* _SET PROBLEM_: Carry none of the pictures over; write out the complete data exactly.

* _INPUT ROWS_:
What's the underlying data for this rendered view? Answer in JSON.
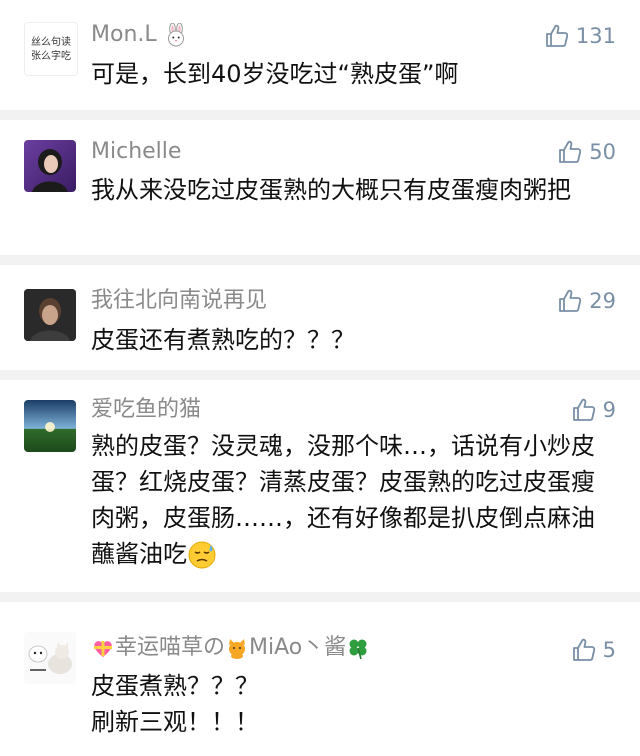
{
  "comments": [
    {
      "name": "Mon.L",
      "name_emoji": "rabbit-face",
      "likes": "131",
      "avatar_text": [
        "丝么句读",
        "张么字吃"
      ],
      "text": "可是，长到40岁没吃过“熟皮蛋”啊"
    },
    {
      "name": "Michelle",
      "likes": "50",
      "text": "我从来没吃过皮蛋熟的大概只有皮蛋瘦肉粥把"
    },
    {
      "name": "我往北向南说再见",
      "likes": "29",
      "text": "皮蛋还有煮熟吃的？？？"
    },
    {
      "name": "爱吃鱼的猫",
      "likes": "9",
      "text": "熟的皮蛋？没灵魂，没那个味…，话说有小炒皮蛋？红烧皮蛋？清蒸皮蛋？皮蛋熟的吃过皮蛋瘦肉粥，皮蛋肠……，还有好像都是扒皮倒点麻油蘸酱油吃",
      "trailing_emoji": "downcast-face-with-sweat"
    },
    {
      "name_prefix_emoji": "heart-with-ribbon",
      "name_part1": "幸运喵草の",
      "name_mid_emoji": "cat",
      "name_part2": "MiAo丶酱",
      "name_suffix_emoji": "four-leaf-clover",
      "likes": "5",
      "text_line1": "皮蛋煮熟？？？",
      "text_line2": "刷新三观！！！"
    }
  ],
  "colors": {
    "name": "#8a8a8a",
    "likes": "#7a8fa6",
    "text": "#111111",
    "separator": "#f2f2f2"
  }
}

* _SOLVED PROBLEM_:
What's the underlying data for this rendered view? Answer in JSON.
{
  "comments": [
    {
      "name": "Mon.L",
      "name_emoji": "rabbit-face",
      "likes": "131",
      "avatar_text": [
        "丝么句读",
        "张么字吃"
      ],
      "text": "可是，长到40岁没吃过“熟皮蛋”啊"
    },
    {
      "name": "Michelle",
      "likes": "50",
      "text": "我从来没吃过皮蛋熟的大概只有皮蛋瘦肉粥把"
    },
    {
      "name": "我往北向南说再见",
      "likes": "29",
      "text": "皮蛋还有煮熟吃的？？？"
    },
    {
      "name": "爱吃鱼的猫",
      "likes": "9",
      "text": "熟的皮蛋？没灵魂，没那个味…，话说有小炒皮蛋？红烧皮蛋？清蒸皮蛋？皮蛋熟的吃过皮蛋瘦肉粥，皮蛋肠……，还有好像都是扒皮倒点麻油蘸酱油吃",
      "trailing_emoji": "downcast-face-with-sweat"
    },
    {
      "name_prefix_emoji": "heart-with-ribbon",
      "name_part1": "幸运喵草の",
      "name_mid_emoji": "cat",
      "name_part2": "MiAo丶酱",
      "name_suffix_emoji": "four-leaf-clover",
      "likes": "5",
      "text_line1": "皮蛋煮熟？？？",
      "text_line2": "刷新三观！！！"
    }
  ],
  "colors": {
    "name": "#8a8a8a",
    "likes": "#7a8fa6",
    "text": "#111111",
    "separator": "#f2f2f2"
  }
}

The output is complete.